Transcribe all the records with complete accuracy.

─── Task input ───

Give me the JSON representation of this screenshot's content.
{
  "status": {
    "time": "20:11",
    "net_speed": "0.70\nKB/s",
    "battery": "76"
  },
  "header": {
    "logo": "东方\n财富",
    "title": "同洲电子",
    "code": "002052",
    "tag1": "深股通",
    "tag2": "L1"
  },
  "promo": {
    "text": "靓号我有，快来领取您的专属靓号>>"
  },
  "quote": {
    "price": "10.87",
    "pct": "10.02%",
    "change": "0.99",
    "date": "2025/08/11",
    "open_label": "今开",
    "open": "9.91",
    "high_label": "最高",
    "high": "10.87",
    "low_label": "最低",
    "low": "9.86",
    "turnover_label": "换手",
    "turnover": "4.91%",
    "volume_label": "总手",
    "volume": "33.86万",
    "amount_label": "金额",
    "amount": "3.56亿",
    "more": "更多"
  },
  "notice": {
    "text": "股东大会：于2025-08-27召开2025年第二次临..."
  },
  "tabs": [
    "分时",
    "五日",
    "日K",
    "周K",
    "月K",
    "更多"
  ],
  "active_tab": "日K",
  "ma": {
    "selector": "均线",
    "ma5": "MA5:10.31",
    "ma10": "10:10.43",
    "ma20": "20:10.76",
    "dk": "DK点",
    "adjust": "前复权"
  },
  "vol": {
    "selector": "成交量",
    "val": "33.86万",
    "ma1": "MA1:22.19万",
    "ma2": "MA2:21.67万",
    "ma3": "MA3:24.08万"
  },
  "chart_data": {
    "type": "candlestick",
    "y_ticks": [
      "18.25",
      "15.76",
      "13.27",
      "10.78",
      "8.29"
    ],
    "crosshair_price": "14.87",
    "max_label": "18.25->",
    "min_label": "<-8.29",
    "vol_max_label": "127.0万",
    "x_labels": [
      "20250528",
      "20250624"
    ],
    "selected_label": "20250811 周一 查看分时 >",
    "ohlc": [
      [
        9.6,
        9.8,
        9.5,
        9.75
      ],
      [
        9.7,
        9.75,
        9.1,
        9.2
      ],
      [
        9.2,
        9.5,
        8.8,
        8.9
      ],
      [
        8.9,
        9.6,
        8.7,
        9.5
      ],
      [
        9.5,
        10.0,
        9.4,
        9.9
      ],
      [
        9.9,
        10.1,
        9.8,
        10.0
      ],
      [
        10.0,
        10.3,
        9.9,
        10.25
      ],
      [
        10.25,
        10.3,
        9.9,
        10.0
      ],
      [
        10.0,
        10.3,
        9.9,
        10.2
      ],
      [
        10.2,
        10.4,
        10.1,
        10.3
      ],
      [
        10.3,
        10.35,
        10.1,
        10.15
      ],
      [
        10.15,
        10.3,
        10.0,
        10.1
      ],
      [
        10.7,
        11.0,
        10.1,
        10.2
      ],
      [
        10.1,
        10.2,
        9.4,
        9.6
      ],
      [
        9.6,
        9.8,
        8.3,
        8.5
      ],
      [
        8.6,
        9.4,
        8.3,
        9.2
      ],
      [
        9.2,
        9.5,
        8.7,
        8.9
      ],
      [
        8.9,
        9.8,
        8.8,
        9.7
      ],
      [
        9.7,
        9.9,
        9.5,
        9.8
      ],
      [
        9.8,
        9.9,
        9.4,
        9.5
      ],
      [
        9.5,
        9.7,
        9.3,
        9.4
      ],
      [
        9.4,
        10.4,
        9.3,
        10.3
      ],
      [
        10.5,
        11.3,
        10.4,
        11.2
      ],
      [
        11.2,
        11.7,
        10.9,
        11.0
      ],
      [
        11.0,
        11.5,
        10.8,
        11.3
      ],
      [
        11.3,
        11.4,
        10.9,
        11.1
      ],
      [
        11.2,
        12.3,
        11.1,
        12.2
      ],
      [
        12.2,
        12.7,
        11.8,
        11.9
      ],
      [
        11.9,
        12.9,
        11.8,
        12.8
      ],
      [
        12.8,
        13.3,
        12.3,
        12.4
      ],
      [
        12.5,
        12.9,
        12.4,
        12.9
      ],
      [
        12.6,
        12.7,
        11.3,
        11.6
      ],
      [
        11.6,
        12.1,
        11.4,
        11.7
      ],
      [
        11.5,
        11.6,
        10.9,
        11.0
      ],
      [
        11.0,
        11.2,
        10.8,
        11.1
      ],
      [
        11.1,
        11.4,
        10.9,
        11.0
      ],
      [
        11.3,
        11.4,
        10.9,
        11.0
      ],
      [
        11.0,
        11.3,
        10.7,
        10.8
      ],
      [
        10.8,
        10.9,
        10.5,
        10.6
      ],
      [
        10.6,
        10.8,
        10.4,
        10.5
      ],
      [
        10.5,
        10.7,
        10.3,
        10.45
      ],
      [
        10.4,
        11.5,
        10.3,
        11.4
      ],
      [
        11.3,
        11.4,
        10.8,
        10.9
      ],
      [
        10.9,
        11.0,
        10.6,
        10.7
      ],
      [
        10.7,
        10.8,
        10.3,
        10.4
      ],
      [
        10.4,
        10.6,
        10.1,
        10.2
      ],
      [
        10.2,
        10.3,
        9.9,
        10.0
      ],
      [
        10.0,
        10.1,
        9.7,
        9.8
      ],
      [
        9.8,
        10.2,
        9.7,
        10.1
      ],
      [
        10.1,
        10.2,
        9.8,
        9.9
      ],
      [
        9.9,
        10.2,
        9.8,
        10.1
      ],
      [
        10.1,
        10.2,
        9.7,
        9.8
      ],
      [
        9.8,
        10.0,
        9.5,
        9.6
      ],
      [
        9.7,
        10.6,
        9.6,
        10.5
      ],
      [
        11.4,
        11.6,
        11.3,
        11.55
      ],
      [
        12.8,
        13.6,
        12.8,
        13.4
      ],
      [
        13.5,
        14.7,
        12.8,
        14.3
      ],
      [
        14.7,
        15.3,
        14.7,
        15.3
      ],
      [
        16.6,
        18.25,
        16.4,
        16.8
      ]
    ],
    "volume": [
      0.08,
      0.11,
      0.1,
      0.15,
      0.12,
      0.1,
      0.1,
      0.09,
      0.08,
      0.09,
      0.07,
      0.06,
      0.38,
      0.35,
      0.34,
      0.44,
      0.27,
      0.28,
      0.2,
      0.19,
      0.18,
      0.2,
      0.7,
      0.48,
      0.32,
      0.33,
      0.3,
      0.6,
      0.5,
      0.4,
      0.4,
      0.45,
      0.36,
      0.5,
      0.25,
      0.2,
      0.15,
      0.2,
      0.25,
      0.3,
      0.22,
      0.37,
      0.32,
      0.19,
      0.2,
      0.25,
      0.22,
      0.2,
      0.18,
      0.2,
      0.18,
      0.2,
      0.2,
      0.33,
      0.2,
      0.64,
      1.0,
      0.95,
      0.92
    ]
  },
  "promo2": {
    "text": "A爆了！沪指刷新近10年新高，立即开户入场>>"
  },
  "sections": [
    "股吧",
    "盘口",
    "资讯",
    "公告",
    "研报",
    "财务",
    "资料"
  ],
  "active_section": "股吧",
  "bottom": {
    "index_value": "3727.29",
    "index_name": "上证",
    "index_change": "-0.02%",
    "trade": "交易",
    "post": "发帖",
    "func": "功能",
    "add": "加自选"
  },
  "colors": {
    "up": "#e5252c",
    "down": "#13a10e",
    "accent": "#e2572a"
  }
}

───

*Worked solution*
Give me the JSON representation of this screenshot's content.
{
  "status": {
    "time": "20:11",
    "net_speed": "0.70\nKB/s",
    "battery": "76"
  },
  "header": {
    "logo": "东方\n财富",
    "title": "同洲电子",
    "code": "002052",
    "tag1": "深股通",
    "tag2": "L1"
  },
  "promo": {
    "text": "靓号我有，快来领取您的专属靓号>>"
  },
  "quote": {
    "price": "10.87",
    "pct": "10.02%",
    "change": "0.99",
    "date": "2025/08/11",
    "open_label": "今开",
    "open": "9.91",
    "high_label": "最高",
    "high": "10.87",
    "low_label": "最低",
    "low": "9.86",
    "turnover_label": "换手",
    "turnover": "4.91%",
    "volume_label": "总手",
    "volume": "33.86万",
    "amount_label": "金额",
    "amount": "3.56亿",
    "more": "更多"
  },
  "notice": {
    "text": "股东大会：于2025-08-27召开2025年第二次临..."
  },
  "tabs": [
    "分时",
    "五日",
    "日K",
    "周K",
    "月K",
    "更多"
  ],
  "active_tab": "日K",
  "ma": {
    "selector": "均线",
    "ma5": "MA5:10.31",
    "ma10": "10:10.43",
    "ma20": "20:10.76",
    "dk": "DK点",
    "adjust": "前复权"
  },
  "vol": {
    "selector": "成交量",
    "val": "33.86万",
    "ma1": "MA1:22.19万",
    "ma2": "MA2:21.67万",
    "ma3": "MA3:24.08万"
  },
  "chart_data": {
    "type": "candlestick",
    "y_ticks": [
      "18.25",
      "15.76",
      "13.27",
      "10.78",
      "8.29"
    ],
    "crosshair_price": "14.87",
    "max_label": "18.25->",
    "min_label": "<-8.29",
    "vol_max_label": "127.0万",
    "x_labels": [
      "20250528",
      "20250624"
    ],
    "selected_label": "20250811 周一 查看分时 >",
    "ohlc": [
      [
        9.6,
        9.8,
        9.5,
        9.75
      ],
      [
        9.7,
        9.75,
        9.1,
        9.2
      ],
      [
        9.2,
        9.5,
        8.8,
        8.9
      ],
      [
        8.9,
        9.6,
        8.7,
        9.5
      ],
      [
        9.5,
        10.0,
        9.4,
        9.9
      ],
      [
        9.9,
        10.1,
        9.8,
        10.0
      ],
      [
        10.0,
        10.3,
        9.9,
        10.25
      ],
      [
        10.25,
        10.3,
        9.9,
        10.0
      ],
      [
        10.0,
        10.3,
        9.9,
        10.2
      ],
      [
        10.2,
        10.4,
        10.1,
        10.3
      ],
      [
        10.3,
        10.35,
        10.1,
        10.15
      ],
      [
        10.15,
        10.3,
        10.0,
        10.1
      ],
      [
        10.7,
        11.0,
        10.1,
        10.2
      ],
      [
        10.1,
        10.2,
        9.4,
        9.6
      ],
      [
        9.6,
        9.8,
        8.3,
        8.5
      ],
      [
        8.6,
        9.4,
        8.3,
        9.2
      ],
      [
        9.2,
        9.5,
        8.7,
        8.9
      ],
      [
        8.9,
        9.8,
        8.8,
        9.7
      ],
      [
        9.7,
        9.9,
        9.5,
        9.8
      ],
      [
        9.8,
        9.9,
        9.4,
        9.5
      ],
      [
        9.5,
        9.7,
        9.3,
        9.4
      ],
      [
        9.4,
        10.4,
        9.3,
        10.3
      ],
      [
        10.5,
        11.3,
        10.4,
        11.2
      ],
      [
        11.2,
        11.7,
        10.9,
        11.0
      ],
      [
        11.0,
        11.5,
        10.8,
        11.3
      ],
      [
        11.3,
        11.4,
        10.9,
        11.1
      ],
      [
        11.2,
        12.3,
        11.1,
        12.2
      ],
      [
        12.2,
        12.7,
        11.8,
        11.9
      ],
      [
        11.9,
        12.9,
        11.8,
        12.8
      ],
      [
        12.8,
        13.3,
        12.3,
        12.4
      ],
      [
        12.5,
        12.9,
        12.4,
        12.9
      ],
      [
        12.6,
        12.7,
        11.3,
        11.6
      ],
      [
        11.6,
        12.1,
        11.4,
        11.7
      ],
      [
        11.5,
        11.6,
        10.9,
        11.0
      ],
      [
        11.0,
        11.2,
        10.8,
        11.1
      ],
      [
        11.1,
        11.4,
        10.9,
        11.0
      ],
      [
        11.3,
        11.4,
        10.9,
        11.0
      ],
      [
        11.0,
        11.3,
        10.7,
        10.8
      ],
      [
        10.8,
        10.9,
        10.5,
        10.6
      ],
      [
        10.6,
        10.8,
        10.4,
        10.5
      ],
      [
        10.5,
        10.7,
        10.3,
        10.45
      ],
      [
        10.4,
        11.5,
        10.3,
        11.4
      ],
      [
        11.3,
        11.4,
        10.8,
        10.9
      ],
      [
        10.9,
        11.0,
        10.6,
        10.7
      ],
      [
        10.7,
        10.8,
        10.3,
        10.4
      ],
      [
        10.4,
        10.6,
        10.1,
        10.2
      ],
      [
        10.2,
        10.3,
        9.9,
        10.0
      ],
      [
        10.0,
        10.1,
        9.7,
        9.8
      ],
      [
        9.8,
        10.2,
        9.7,
        10.1
      ],
      [
        10.1,
        10.2,
        9.8,
        9.9
      ],
      [
        9.9,
        10.2,
        9.8,
        10.1
      ],
      [
        10.1,
        10.2,
        9.7,
        9.8
      ],
      [
        9.8,
        10.0,
        9.5,
        9.6
      ],
      [
        9.7,
        10.6,
        9.6,
        10.5
      ],
      [
        11.4,
        11.6,
        11.3,
        11.55
      ],
      [
        12.8,
        13.6,
        12.8,
        13.4
      ],
      [
        13.5,
        14.7,
        12.8,
        14.3
      ],
      [
        14.7,
        15.3,
        14.7,
        15.3
      ],
      [
        16.6,
        18.25,
        16.4,
        16.8
      ]
    ],
    "volume": [
      0.08,
      0.11,
      0.1,
      0.15,
      0.12,
      0.1,
      0.1,
      0.09,
      0.08,
      0.09,
      0.07,
      0.06,
      0.38,
      0.35,
      0.34,
      0.44,
      0.27,
      0.28,
      0.2,
      0.19,
      0.18,
      0.2,
      0.7,
      0.48,
      0.32,
      0.33,
      0.3,
      0.6,
      0.5,
      0.4,
      0.4,
      0.45,
      0.36,
      0.5,
      0.25,
      0.2,
      0.15,
      0.2,
      0.25,
      0.3,
      0.22,
      0.37,
      0.32,
      0.19,
      0.2,
      0.25,
      0.22,
      0.2,
      0.18,
      0.2,
      0.18,
      0.2,
      0.2,
      0.33,
      0.2,
      0.64,
      1.0,
      0.95,
      0.92
    ]
  },
  "promo2": {
    "text": "A爆了！沪指刷新近10年新高，立即开户入场>>"
  },
  "sections": [
    "股吧",
    "盘口",
    "资讯",
    "公告",
    "研报",
    "财务",
    "资料"
  ],
  "active_section": "股吧",
  "bottom": {
    "index_value": "3727.29",
    "index_name": "上证",
    "index_change": "-0.02%",
    "trade": "交易",
    "post": "发帖",
    "func": "功能",
    "add": "加自选"
  },
  "colors": {
    "up": "#e5252c",
    "down": "#13a10e",
    "accent": "#e2572a"
  }
}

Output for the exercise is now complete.